▶ [Set of tasks]:
(a) According to the Abydos survey text, where is the Osirion located?
(b) Pick up the Abydos survey text after its last sentence and continue writing it.

▶ [Text section]:

In order to mitigate the deterioration problem of the stone foundations and help preserve the monuments at Abydos archaeological site and in particular the Osirion and its surrounding area, it is necessary to understand the hydrostratigraphy of the Abydos site and to investigate areas that may host buried (undiscovered) monuments. To achieve this goal, a 2D and 3D electrical resistivity tomography (ERT) as well as high resolution magnetic gradiometer survey were conducted on the area surrounding the Osirion which is located behind the temple of Abydos. The main objectives of the present study were to (1) characterize the subsurface lithology; (2) determine the depth to the water table and distribution of groundwater; (3) map any possible subsurface structure that may represent conduits for groundwater movements; and (4) detect the depth and geometry of any buried archaeological remains (old pits and buried walls).

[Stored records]
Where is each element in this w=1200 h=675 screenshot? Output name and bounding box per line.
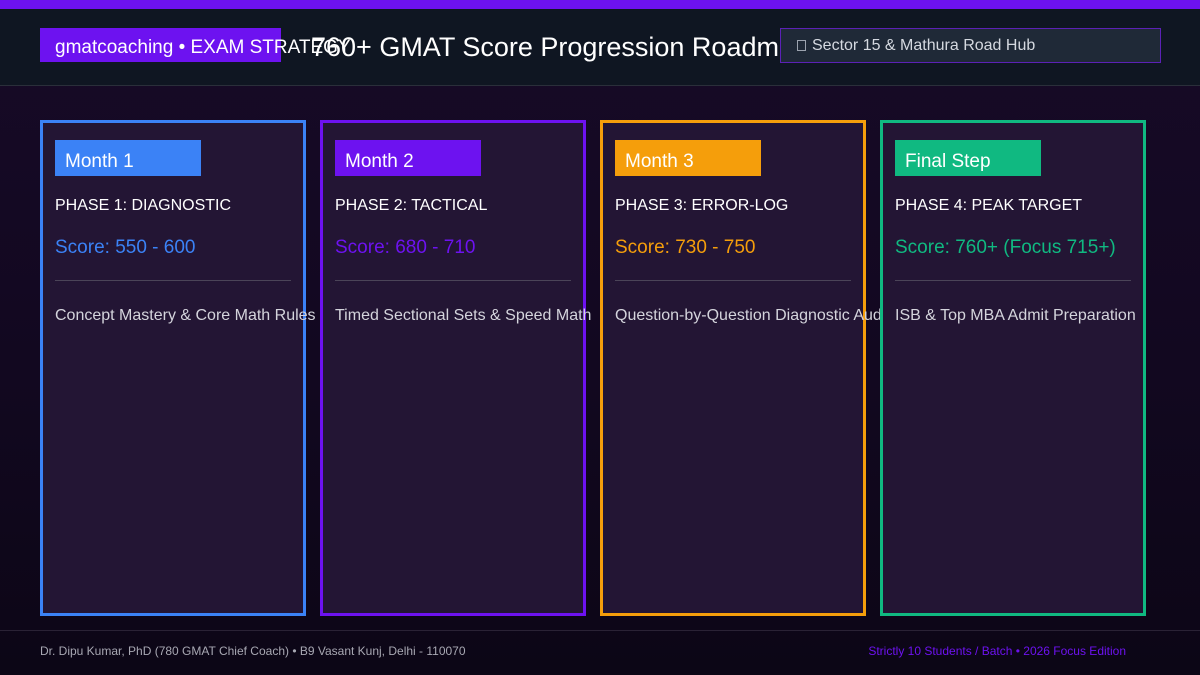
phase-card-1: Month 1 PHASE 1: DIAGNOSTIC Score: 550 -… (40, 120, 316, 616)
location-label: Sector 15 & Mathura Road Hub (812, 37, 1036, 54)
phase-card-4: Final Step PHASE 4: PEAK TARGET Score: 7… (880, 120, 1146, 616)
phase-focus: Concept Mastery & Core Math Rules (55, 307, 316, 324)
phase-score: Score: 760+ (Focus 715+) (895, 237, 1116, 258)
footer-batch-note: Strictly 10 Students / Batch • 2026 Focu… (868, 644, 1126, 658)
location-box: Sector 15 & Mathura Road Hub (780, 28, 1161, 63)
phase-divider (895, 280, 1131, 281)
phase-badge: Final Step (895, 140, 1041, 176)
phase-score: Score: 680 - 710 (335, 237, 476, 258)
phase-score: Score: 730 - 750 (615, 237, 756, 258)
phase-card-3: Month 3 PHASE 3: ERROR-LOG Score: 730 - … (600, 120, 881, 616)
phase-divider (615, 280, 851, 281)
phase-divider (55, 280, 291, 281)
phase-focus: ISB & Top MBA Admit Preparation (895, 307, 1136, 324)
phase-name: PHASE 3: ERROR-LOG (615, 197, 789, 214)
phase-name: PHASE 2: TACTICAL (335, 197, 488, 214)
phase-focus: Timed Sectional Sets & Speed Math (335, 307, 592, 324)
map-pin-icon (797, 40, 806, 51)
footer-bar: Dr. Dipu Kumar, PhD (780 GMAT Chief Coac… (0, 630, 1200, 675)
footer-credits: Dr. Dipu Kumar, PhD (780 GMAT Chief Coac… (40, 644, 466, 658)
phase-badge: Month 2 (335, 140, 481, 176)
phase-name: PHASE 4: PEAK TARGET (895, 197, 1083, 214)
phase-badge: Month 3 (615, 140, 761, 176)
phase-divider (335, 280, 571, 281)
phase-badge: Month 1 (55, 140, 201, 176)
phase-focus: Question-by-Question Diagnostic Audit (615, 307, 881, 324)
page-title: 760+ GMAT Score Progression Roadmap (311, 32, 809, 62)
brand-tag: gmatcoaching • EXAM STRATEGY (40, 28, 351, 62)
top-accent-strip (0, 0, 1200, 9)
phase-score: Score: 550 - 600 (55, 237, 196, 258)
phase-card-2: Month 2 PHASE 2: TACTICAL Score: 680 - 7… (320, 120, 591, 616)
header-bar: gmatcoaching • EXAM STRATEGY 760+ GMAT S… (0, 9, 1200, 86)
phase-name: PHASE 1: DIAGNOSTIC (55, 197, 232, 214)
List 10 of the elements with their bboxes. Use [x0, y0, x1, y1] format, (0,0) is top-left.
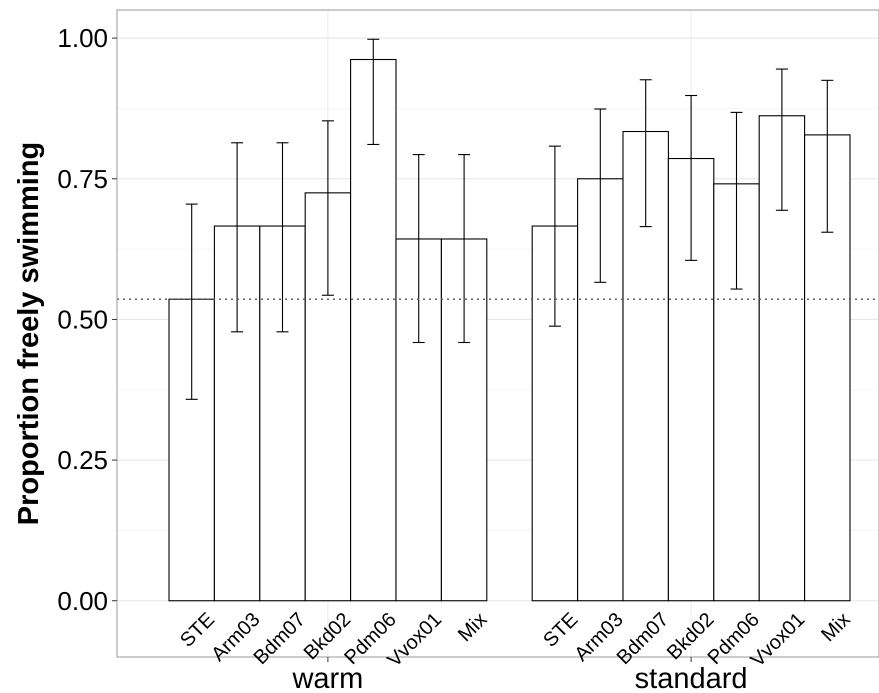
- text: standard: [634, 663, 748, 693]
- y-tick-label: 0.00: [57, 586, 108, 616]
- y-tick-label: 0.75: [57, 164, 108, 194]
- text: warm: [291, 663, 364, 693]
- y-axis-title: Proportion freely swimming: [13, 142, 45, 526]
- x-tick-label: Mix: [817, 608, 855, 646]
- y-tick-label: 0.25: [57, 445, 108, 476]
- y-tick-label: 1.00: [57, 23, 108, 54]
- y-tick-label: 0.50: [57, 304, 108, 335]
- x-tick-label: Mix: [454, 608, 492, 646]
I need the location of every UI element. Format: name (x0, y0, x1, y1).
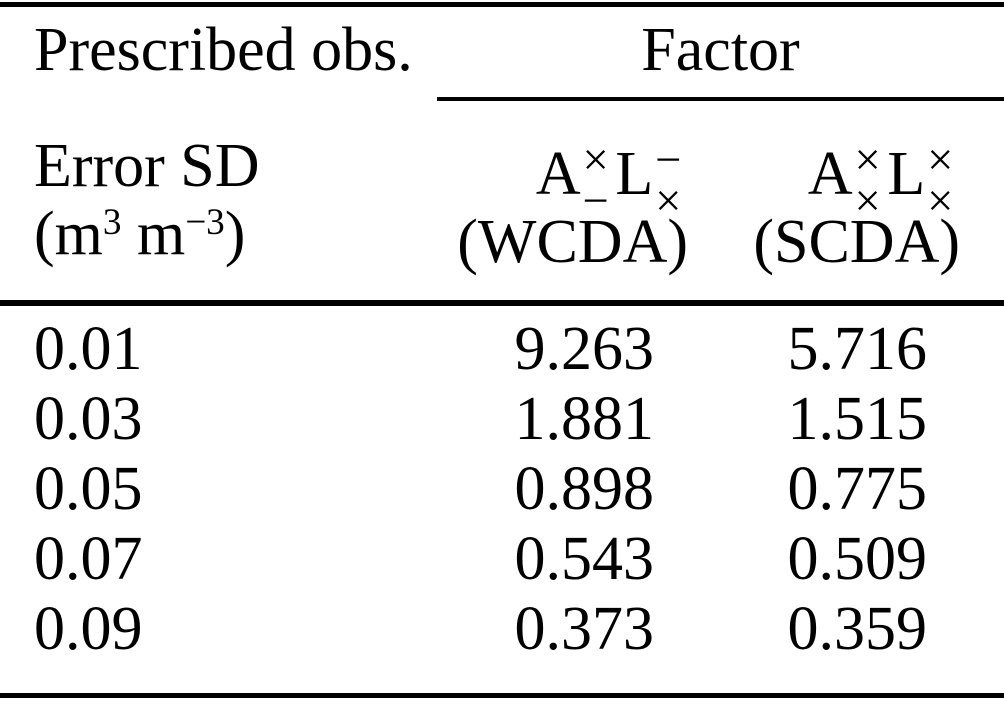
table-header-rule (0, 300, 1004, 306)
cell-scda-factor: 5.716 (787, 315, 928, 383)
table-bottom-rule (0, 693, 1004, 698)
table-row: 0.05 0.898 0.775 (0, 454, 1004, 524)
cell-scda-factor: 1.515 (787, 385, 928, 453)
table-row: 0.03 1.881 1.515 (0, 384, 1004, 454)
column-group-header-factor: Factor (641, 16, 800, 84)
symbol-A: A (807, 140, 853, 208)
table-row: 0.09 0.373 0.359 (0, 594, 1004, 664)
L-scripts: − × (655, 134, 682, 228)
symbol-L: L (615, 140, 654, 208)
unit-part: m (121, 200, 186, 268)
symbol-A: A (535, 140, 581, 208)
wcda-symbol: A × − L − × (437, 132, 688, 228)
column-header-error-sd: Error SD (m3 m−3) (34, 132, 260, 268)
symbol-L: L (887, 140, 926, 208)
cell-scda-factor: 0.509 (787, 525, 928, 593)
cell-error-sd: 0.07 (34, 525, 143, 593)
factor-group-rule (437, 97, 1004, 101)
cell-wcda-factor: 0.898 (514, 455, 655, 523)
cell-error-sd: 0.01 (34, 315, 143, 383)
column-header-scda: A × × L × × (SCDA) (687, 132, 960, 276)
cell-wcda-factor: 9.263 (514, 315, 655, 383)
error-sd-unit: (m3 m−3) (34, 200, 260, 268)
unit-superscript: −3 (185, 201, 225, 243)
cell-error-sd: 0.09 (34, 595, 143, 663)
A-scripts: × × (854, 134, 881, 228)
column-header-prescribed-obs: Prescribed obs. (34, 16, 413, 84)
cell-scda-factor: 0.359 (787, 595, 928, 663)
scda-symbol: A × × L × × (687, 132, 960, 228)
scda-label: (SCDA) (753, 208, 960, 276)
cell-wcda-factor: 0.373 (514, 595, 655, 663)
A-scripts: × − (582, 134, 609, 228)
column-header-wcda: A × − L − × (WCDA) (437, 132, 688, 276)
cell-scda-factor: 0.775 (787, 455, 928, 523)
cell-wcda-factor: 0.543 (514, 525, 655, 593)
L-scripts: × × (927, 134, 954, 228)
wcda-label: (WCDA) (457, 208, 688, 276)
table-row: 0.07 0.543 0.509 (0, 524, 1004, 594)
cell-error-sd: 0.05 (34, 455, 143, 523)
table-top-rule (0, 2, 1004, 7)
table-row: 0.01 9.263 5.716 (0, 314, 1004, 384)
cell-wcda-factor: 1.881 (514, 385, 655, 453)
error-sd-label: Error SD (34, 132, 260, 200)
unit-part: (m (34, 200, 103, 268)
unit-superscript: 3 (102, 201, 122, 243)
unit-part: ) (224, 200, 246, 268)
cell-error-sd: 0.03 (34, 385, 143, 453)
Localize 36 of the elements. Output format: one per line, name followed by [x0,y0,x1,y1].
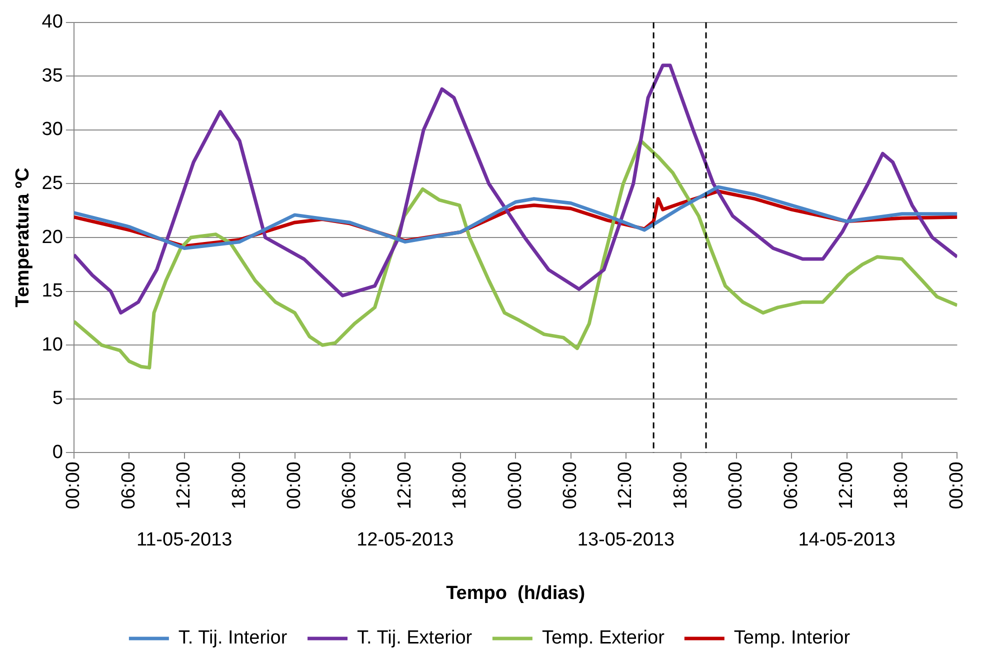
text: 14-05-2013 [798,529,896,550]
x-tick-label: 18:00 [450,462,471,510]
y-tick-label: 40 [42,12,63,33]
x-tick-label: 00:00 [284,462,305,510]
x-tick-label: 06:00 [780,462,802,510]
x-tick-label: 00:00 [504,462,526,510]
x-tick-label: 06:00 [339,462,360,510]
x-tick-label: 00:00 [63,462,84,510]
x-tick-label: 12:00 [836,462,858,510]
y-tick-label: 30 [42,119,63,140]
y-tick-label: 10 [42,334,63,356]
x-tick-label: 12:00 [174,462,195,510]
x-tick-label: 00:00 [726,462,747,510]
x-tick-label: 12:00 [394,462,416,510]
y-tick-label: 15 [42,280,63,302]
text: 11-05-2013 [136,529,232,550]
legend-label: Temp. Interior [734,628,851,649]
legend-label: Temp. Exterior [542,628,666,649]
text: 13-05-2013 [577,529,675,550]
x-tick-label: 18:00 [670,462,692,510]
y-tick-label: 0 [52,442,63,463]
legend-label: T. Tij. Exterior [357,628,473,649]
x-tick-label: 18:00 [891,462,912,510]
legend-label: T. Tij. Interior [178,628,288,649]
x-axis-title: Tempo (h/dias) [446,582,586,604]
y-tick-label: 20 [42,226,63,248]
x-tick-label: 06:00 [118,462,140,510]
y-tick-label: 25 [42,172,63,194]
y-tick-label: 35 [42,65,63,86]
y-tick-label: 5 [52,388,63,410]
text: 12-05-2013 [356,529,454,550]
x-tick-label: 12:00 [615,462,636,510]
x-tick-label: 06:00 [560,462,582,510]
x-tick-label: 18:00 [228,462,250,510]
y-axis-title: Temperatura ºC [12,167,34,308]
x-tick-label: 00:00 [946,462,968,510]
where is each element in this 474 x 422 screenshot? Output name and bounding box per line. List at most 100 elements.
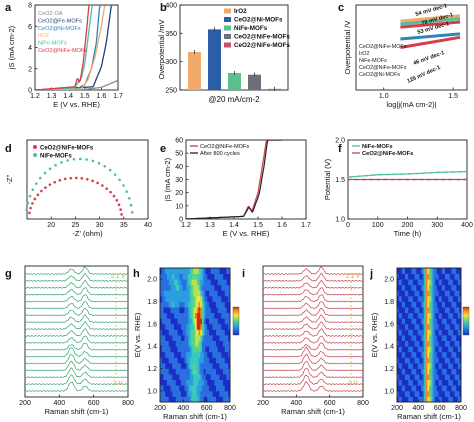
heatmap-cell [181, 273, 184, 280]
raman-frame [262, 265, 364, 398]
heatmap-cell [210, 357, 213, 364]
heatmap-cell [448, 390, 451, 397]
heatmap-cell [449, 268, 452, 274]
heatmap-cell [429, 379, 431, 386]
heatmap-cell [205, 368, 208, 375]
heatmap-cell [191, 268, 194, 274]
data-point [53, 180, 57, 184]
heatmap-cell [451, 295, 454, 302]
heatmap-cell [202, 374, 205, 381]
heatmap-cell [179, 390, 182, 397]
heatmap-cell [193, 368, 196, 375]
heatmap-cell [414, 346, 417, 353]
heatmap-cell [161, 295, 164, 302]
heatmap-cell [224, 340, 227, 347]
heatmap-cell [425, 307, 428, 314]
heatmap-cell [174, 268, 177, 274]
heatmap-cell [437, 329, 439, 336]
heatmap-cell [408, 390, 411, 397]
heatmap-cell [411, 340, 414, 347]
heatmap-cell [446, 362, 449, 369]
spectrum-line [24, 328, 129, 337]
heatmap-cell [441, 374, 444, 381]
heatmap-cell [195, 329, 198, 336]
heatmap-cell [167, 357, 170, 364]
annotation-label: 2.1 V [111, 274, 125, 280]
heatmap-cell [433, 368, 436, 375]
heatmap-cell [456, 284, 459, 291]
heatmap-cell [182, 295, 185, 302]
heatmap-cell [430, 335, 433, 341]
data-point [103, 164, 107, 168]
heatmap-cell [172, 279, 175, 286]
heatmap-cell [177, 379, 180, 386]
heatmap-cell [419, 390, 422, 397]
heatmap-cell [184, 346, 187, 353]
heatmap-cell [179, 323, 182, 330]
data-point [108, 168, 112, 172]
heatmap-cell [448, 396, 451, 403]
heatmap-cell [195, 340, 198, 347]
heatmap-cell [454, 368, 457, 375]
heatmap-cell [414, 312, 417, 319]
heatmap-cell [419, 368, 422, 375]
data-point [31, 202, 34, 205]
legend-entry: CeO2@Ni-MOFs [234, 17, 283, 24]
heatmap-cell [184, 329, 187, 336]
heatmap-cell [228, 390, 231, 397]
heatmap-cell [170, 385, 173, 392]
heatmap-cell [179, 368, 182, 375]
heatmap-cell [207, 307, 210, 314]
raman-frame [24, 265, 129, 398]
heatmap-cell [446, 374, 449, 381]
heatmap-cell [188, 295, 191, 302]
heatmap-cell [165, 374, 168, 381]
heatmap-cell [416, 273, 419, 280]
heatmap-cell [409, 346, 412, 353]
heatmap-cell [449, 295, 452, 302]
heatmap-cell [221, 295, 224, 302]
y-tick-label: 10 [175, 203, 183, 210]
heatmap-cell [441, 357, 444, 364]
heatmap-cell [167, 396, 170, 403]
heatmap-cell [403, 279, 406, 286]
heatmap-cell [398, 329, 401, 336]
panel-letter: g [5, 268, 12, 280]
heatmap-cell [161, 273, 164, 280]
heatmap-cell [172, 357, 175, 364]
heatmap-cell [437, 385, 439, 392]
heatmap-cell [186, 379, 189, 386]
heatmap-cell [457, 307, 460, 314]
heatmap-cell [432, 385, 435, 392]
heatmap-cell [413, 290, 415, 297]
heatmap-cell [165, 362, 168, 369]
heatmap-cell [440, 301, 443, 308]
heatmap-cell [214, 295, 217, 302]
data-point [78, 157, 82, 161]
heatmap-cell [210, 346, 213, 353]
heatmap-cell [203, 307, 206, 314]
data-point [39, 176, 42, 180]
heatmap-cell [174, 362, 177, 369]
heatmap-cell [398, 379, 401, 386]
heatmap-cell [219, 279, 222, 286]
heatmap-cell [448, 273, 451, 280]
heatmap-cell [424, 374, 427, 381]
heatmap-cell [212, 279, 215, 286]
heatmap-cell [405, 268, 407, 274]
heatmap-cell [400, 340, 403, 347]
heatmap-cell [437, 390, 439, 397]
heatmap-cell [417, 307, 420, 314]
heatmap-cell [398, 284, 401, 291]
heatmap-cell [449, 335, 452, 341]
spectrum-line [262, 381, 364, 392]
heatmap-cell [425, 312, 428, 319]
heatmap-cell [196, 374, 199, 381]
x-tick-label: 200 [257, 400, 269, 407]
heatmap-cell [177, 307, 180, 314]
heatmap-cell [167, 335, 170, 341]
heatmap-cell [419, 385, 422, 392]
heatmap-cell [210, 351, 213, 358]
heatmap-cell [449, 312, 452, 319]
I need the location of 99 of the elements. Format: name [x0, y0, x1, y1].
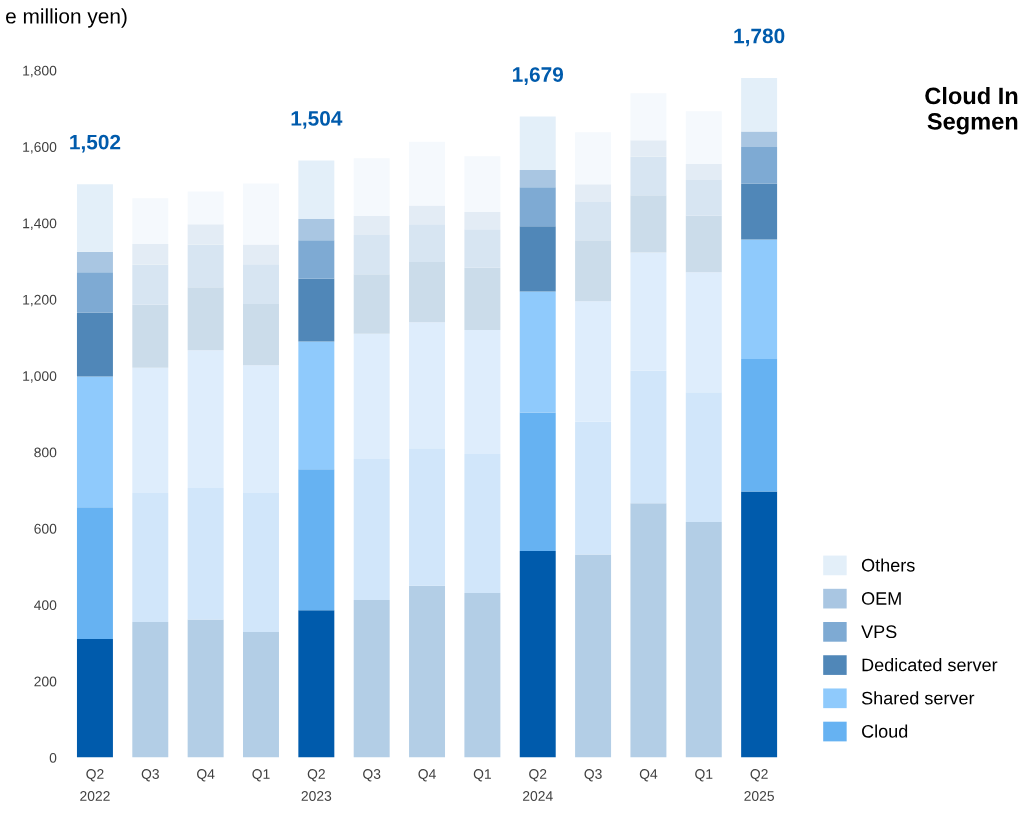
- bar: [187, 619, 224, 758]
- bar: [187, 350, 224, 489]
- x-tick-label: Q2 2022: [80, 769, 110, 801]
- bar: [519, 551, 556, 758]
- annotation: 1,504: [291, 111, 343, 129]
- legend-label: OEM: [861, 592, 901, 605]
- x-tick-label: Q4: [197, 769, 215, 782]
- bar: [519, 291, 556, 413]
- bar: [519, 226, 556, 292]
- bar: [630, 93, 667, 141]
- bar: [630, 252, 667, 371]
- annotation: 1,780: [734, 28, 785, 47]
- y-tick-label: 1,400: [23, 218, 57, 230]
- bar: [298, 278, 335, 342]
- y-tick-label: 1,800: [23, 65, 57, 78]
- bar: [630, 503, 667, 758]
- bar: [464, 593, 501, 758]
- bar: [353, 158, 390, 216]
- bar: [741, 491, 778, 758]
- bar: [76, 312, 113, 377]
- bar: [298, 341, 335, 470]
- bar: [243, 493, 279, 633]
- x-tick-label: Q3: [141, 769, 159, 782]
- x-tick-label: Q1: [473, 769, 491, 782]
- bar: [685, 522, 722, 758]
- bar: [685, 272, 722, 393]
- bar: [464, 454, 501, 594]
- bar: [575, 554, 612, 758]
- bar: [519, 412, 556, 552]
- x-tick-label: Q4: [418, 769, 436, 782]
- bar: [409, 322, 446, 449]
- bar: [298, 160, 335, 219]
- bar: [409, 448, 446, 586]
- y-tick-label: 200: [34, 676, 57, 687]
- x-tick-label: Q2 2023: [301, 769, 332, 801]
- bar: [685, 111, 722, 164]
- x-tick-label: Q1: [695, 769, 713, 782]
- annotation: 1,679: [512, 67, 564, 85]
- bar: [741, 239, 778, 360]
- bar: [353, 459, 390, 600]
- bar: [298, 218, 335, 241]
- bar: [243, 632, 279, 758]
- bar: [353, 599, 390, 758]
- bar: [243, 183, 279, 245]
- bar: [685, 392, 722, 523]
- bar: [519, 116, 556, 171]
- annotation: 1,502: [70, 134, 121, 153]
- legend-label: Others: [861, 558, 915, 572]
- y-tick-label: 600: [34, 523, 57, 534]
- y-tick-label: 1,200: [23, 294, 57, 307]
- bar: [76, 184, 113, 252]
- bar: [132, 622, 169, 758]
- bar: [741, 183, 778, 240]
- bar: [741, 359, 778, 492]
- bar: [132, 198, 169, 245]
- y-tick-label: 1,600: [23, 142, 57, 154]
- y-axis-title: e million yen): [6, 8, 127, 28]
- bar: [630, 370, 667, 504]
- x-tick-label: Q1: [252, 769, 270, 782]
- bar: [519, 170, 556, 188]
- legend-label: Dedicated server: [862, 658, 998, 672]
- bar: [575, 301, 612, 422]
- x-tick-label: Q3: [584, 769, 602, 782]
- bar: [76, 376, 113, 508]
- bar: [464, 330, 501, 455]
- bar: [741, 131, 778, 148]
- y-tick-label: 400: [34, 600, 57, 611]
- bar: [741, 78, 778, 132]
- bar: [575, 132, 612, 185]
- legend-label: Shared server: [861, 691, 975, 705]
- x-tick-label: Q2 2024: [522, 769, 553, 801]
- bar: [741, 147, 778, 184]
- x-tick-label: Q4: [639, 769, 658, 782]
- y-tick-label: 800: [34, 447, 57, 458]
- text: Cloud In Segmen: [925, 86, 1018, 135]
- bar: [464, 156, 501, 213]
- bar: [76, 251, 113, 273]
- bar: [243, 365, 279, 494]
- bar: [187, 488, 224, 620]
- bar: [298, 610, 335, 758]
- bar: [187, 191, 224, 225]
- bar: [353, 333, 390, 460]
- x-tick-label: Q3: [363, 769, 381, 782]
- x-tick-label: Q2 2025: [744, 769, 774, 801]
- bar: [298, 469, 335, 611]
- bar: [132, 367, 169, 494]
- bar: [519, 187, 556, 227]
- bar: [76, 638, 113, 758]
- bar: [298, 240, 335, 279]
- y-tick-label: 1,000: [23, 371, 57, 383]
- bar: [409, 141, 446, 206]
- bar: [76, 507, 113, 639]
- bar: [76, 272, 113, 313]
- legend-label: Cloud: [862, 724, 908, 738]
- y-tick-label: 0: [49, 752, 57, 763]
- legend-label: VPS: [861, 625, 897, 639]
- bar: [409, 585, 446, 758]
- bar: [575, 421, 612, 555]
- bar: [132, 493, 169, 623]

▶ [Answers given]:
(a) The Osirion is located behind the temple of Abydos.

(b)
Historical Background:
Abydos is one of the earliest archaeological places in Upper Egypt. It was built since 4000 years ago. The ancient Egyptian Abedju locality (original name of the present Abydos) represents one of the most important burial grounds for kings and high court dignitaries in ancient Egypt where the early pharaohs were entombed. The Abydos city became the most venerated district in Egypt, as it was associated with religion of Osiris and the desired burial sites for the earliest and oldest kings like Seti I and Ramesses II. Behind the Temple of Seti I, the Osirion was built at 15 m below ground surface, in which the Pharaonic funeral ceremony took place. Abydos reached the height of its glory under these two kings. For political and religious reasons Seti I built a funerary temple there for his father Ramses I and another one for himself. There is practically nothing left of the temple of Ramses I whereas that of Seti I is one of the best-preserved masterpieces of ancient Egypt.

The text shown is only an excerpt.